- **WHAT YOU NEED TO DO**: Find every line with the word "tiện" and give their count, nothing else.

[Stored records]
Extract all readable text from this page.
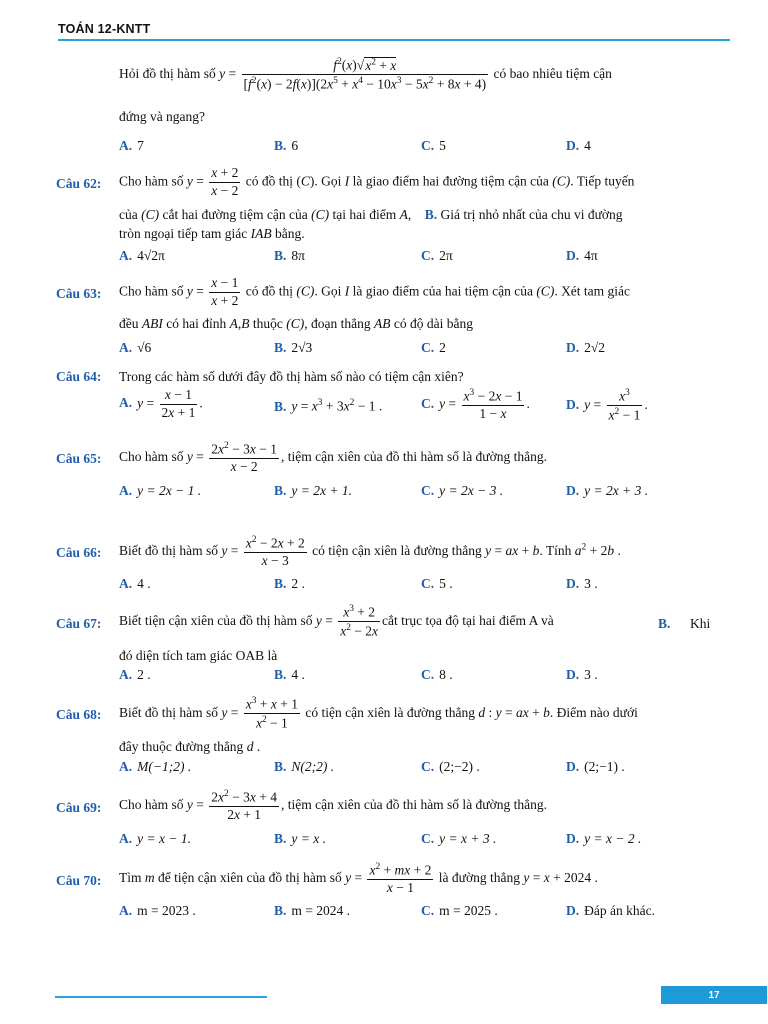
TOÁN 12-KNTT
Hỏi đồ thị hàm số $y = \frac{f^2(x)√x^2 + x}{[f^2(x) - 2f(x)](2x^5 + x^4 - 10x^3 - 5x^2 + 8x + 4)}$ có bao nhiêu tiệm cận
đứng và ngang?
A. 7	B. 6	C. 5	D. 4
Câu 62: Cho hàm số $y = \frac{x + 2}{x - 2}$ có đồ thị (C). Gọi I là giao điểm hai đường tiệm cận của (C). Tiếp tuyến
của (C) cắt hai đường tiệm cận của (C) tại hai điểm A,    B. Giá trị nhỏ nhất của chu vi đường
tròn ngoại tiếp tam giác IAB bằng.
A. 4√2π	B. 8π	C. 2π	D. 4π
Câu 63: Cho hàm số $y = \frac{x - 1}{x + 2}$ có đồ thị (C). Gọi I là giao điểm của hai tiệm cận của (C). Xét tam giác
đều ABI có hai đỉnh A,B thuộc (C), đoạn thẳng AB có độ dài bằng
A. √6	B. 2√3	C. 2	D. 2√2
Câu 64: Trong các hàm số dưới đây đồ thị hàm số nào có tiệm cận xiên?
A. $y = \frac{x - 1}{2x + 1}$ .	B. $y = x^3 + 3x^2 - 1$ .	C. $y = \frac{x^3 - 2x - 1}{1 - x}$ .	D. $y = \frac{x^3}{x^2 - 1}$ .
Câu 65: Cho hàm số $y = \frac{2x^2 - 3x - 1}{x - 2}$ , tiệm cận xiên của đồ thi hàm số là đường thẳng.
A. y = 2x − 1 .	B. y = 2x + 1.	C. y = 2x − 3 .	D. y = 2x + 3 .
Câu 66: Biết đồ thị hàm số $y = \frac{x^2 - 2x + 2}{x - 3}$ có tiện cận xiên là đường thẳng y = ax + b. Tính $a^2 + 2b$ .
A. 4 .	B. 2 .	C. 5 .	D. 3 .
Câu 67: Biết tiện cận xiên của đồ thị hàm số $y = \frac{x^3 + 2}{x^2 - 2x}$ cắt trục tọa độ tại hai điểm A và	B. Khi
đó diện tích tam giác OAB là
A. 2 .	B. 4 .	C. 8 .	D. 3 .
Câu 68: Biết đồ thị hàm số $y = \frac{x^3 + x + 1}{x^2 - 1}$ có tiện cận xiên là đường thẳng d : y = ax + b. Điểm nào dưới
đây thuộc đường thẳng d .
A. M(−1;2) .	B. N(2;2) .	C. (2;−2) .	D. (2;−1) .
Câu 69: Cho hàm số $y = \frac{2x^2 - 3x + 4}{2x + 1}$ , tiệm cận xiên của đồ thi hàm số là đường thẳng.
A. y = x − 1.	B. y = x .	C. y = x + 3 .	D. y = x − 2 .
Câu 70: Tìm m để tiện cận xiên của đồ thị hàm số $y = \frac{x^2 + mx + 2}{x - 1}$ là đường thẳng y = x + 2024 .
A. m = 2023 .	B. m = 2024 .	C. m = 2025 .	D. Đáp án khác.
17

- **RESPONSE TO THE TASK**: 4